** What you need to do **
Each entry below should be reproduced character for character.

■ ■ ■ ■

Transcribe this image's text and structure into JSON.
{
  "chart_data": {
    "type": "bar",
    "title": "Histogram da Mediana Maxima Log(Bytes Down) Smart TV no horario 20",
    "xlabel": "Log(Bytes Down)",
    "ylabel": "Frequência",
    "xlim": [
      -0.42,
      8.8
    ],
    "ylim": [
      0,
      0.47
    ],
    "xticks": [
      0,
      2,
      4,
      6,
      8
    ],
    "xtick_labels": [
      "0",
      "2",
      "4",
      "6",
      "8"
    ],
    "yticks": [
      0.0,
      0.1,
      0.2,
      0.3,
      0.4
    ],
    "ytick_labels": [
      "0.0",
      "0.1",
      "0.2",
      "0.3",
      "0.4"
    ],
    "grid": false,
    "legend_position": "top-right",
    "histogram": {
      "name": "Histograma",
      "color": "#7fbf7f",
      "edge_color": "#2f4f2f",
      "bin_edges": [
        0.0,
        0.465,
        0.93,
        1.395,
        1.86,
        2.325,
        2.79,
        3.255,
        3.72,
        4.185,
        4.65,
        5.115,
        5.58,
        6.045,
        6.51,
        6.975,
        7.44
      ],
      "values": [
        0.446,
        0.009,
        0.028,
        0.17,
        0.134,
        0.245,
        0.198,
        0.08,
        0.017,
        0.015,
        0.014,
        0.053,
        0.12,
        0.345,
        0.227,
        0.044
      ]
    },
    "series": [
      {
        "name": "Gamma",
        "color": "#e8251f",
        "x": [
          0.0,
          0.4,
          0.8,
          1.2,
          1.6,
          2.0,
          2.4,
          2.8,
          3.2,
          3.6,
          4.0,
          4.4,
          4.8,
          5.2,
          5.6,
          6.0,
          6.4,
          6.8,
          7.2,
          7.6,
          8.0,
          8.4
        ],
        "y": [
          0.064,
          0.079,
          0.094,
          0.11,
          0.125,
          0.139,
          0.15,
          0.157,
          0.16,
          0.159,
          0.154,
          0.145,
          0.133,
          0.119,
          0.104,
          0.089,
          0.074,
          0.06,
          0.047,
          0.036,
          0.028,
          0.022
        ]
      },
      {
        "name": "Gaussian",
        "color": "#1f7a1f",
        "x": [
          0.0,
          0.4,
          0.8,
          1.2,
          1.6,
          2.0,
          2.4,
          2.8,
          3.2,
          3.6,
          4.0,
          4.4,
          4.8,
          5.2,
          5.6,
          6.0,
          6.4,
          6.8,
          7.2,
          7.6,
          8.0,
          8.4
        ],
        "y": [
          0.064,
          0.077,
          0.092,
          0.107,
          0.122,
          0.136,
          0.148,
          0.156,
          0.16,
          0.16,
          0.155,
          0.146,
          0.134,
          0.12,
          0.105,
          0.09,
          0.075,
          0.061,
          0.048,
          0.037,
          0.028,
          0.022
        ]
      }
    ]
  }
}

■ ■ ■ ■

** Reply to the task **
Transcribe this image's text and structure into JSON.
{
  "chart_data": {
    "type": "bar",
    "title": "Histogram da Mediana Maxima Log(Bytes Down) Smart TV no horario 20",
    "xlabel": "Log(Bytes Down)",
    "ylabel": "Frequência",
    "xlim": [
      -0.42,
      8.8
    ],
    "ylim": [
      0,
      0.47
    ],
    "xticks": [
      0,
      2,
      4,
      6,
      8
    ],
    "xtick_labels": [
      "0",
      "2",
      "4",
      "6",
      "8"
    ],
    "yticks": [
      0.0,
      0.1,
      0.2,
      0.3,
      0.4
    ],
    "ytick_labels": [
      "0.0",
      "0.1",
      "0.2",
      "0.3",
      "0.4"
    ],
    "grid": false,
    "legend_position": "top-right",
    "histogram": {
      "name": "Histograma",
      "color": "#7fbf7f",
      "edge_color": "#2f4f2f",
      "bin_edges": [
        0.0,
        0.465,
        0.93,
        1.395,
        1.86,
        2.325,
        2.79,
        3.255,
        3.72,
        4.185,
        4.65,
        5.115,
        5.58,
        6.045,
        6.51,
        6.975,
        7.44
      ],
      "values": [
        0.446,
        0.009,
        0.028,
        0.17,
        0.134,
        0.245,
        0.198,
        0.08,
        0.017,
        0.015,
        0.014,
        0.053,
        0.12,
        0.345,
        0.227,
        0.044
      ]
    },
    "series": [
      {
        "name": "Gamma",
        "color": "#e8251f",
        "x": [
          0.0,
          0.4,
          0.8,
          1.2,
          1.6,
          2.0,
          2.4,
          2.8,
          3.2,
          3.6,
          4.0,
          4.4,
          4.8,
          5.2,
          5.6,
          6.0,
          6.4,
          6.8,
          7.2,
          7.6,
          8.0,
          8.4
        ],
        "y": [
          0.064,
          0.079,
          0.094,
          0.11,
          0.125,
          0.139,
          0.15,
          0.157,
          0.16,
          0.159,
          0.154,
          0.145,
          0.133,
          0.119,
          0.104,
          0.089,
          0.074,
          0.06,
          0.047,
          0.036,
          0.028,
          0.022
        ]
      },
      {
        "name": "Gaussian",
        "color": "#1f7a1f",
        "x": [
          0.0,
          0.4,
          0.8,
          1.2,
          1.6,
          2.0,
          2.4,
          2.8,
          3.2,
          3.6,
          4.0,
          4.4,
          4.8,
          5.2,
          5.6,
          6.0,
          6.4,
          6.8,
          7.2,
          7.6,
          8.0,
          8.4
        ],
        "y": [
          0.064,
          0.077,
          0.092,
          0.107,
          0.122,
          0.136,
          0.148,
          0.156,
          0.16,
          0.16,
          0.155,
          0.146,
          0.134,
          0.12,
          0.105,
          0.09,
          0.075,
          0.061,
          0.048,
          0.037,
          0.028,
          0.022
        ]
      }
    ]
  }
}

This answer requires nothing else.